» **Do this**
Pick out and copy every line below that has the word "through".

» **Supplied material**

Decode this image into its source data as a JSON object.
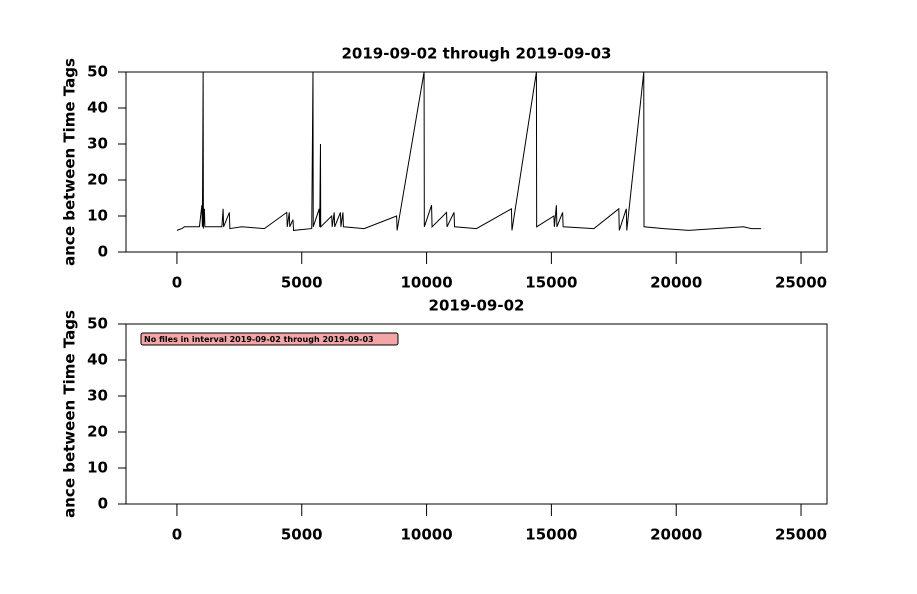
{
  "chart_data": [
    {
      "type": "line",
      "title": "2019-09-02 through 2019-09-03",
      "y_label": "ance between Time Tags",
      "xlim": [
        -2040,
        26040
      ],
      "ylim": [
        0,
        50
      ],
      "xticks": [
        0,
        5000,
        10000,
        15000,
        20000,
        25000
      ],
      "yticks": [
        0,
        10,
        20,
        30,
        40,
        50
      ],
      "series": [
        {
          "color": "#000000",
          "x": [
            0,
            200,
            300,
            900,
            1000,
            1020,
            1050,
            1060,
            1100,
            1120,
            1800,
            1850,
            1870,
            2100,
            2120,
            2600,
            3500,
            4400,
            4420,
            4500,
            4520,
            4650,
            4670,
            5400,
            5450,
            5460,
            5700,
            5720,
            5750,
            5760,
            6200,
            6220,
            6300,
            6320,
            6550,
            6570,
            6650,
            6670,
            7500,
            8800,
            8820,
            9900,
            9910,
            10200,
            10220,
            10800,
            10820,
            11100,
            11120,
            12000,
            13400,
            13420,
            14400,
            14410,
            15100,
            15120,
            15200,
            15220,
            15450,
            15470,
            16700,
            17700,
            17720,
            18000,
            18020,
            18700,
            18710,
            19500,
            20500,
            22700,
            23000,
            23400
          ],
          "values": [
            6,
            6.5,
            7,
            7,
            13,
            7,
            50,
            6.5,
            12,
            7,
            7,
            12,
            7,
            11,
            6.5,
            7,
            6.5,
            11,
            7,
            11,
            7,
            9,
            6,
            6.5,
            50,
            7,
            12,
            7,
            30,
            7,
            10,
            7,
            11,
            7,
            11,
            7,
            11,
            7,
            6.5,
            10,
            6,
            50,
            7,
            13,
            7,
            11,
            7,
            11,
            7,
            6.5,
            12,
            6,
            50,
            7,
            10,
            7,
            13,
            7,
            11,
            7,
            6.5,
            12,
            6,
            12,
            6,
            50,
            7,
            6.5,
            6,
            7,
            6.5,
            6.5
          ]
        }
      ]
    },
    {
      "type": "line",
      "title": "2019-09-02",
      "y_label": "ance between Time Tags",
      "annotation": "No files in interval 2019-09-02 through 2019-09-03",
      "xlim": [
        -2040,
        26040
      ],
      "ylim": [
        0,
        50
      ],
      "xticks": [
        0,
        5000,
        10000,
        15000,
        20000,
        25000
      ],
      "yticks": [
        0,
        10,
        20,
        30,
        40,
        50
      ],
      "series": []
    }
  ]
}
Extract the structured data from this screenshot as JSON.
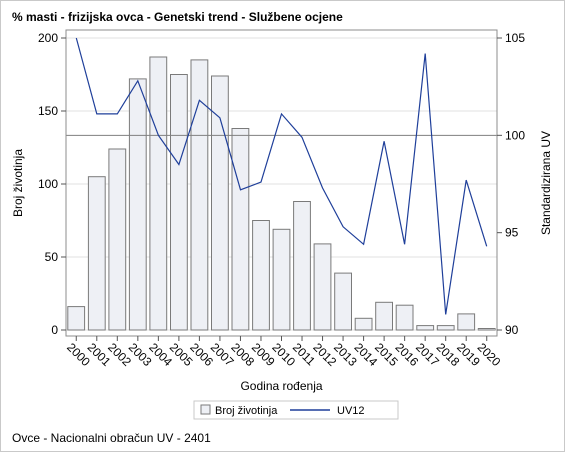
{
  "title": "% masti - frizijska ovca - Genetski trend - Službene ocjene",
  "footnote": "Ovce - Nacionalni obračun UV - 2401",
  "colors": {
    "bar_fill": "#eef0f5",
    "bar_stroke": "#7a7a7a",
    "line": "#1f3f9a",
    "reference_line": "#7f7f7f",
    "grid": "#e2e2e2"
  },
  "chart_data": {
    "type": "bar+line",
    "categories": [
      "2000",
      "2001",
      "2002",
      "2003",
      "2004",
      "2005",
      "2006",
      "2007",
      "2008",
      "2009",
      "2010",
      "2011",
      "2012",
      "2013",
      "2014",
      "2015",
      "2016",
      "2017",
      "2018",
      "2019",
      "2020"
    ],
    "series": [
      {
        "name": "Broj životinja",
        "type": "bar",
        "axis": "left",
        "values": [
          16,
          105,
          124,
          172,
          187,
          175,
          185,
          174,
          138,
          75,
          69,
          88,
          59,
          39,
          8,
          19,
          17,
          3,
          3,
          11,
          1
        ]
      },
      {
        "name": "UV12",
        "type": "line",
        "axis": "right",
        "values": [
          105.0,
          101.1,
          101.1,
          102.8,
          100.0,
          98.5,
          101.8,
          100.9,
          97.2,
          97.6,
          101.1,
          99.9,
          97.3,
          95.3,
          94.4,
          99.7,
          94.4,
          104.2,
          90.8,
          97.7,
          94.3
        ]
      }
    ],
    "xlabel": "Godina rođenja",
    "ylabel_left": "Broj životinja",
    "ylabel_right": "Standardizirana UV",
    "ylim_left": [
      0,
      200
    ],
    "yticks_left": [
      "0",
      "50",
      "100",
      "150",
      "200"
    ],
    "ylim_right": [
      90,
      105
    ],
    "yticks_right": [
      "90",
      "95",
      "100",
      "105"
    ],
    "reference_line_right": 100,
    "legend": [
      "Broj životinja",
      "UV12"
    ],
    "legend_position": "bottom"
  }
}
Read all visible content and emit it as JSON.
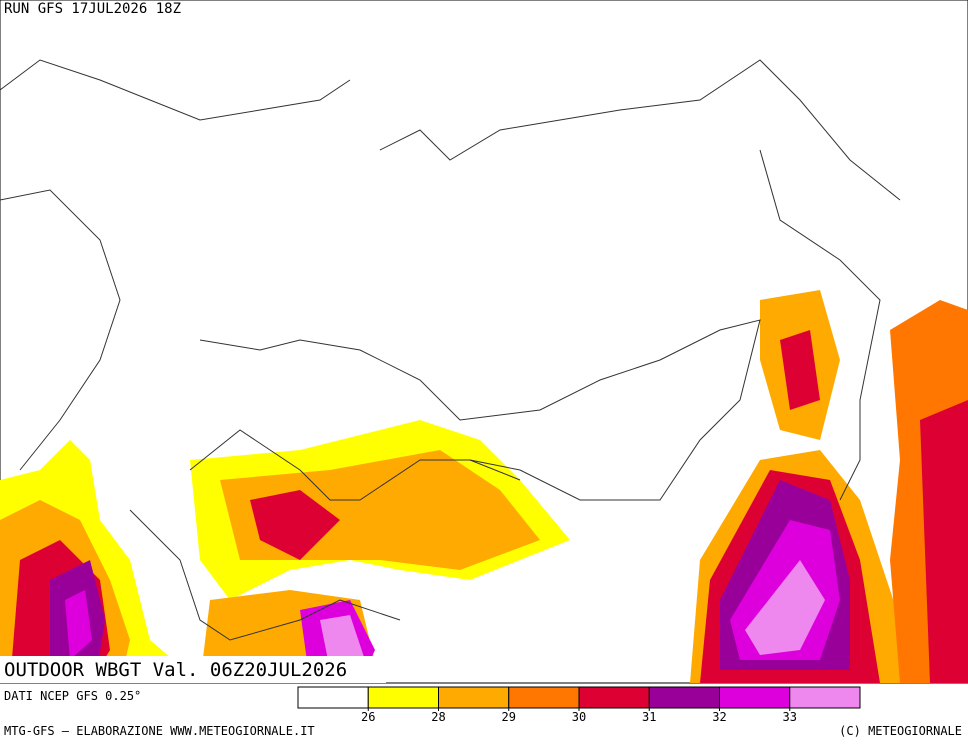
{
  "header": {
    "run": "RUN GFS 17JUL2026 18Z"
  },
  "map": {
    "title": "OUTDOOR WBGT Val. 06Z20JUL2026"
  },
  "source": "DATI NCEP GFS 0.25°",
  "legend": {
    "colors": [
      "#ffffff",
      "#ffff00",
      "#ffaa00",
      "#ff7700",
      "#dd0033",
      "#990099",
      "#dd00dd",
      "#ee88ee"
    ],
    "thresholds": [
      26,
      28,
      29,
      30,
      31,
      32,
      33
    ]
  },
  "footer": {
    "left": "MTG-GFS — ELABORAZIONE WWW.METEOGIORNALE.IT",
    "right": "(C) METEOGIORNALE"
  }
}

» **Answer to the exercise**
      "title": "2019-09-02 through 2019-09-03",
      "annotation": "No files in interval 2019-09-02 through 2019-09-03",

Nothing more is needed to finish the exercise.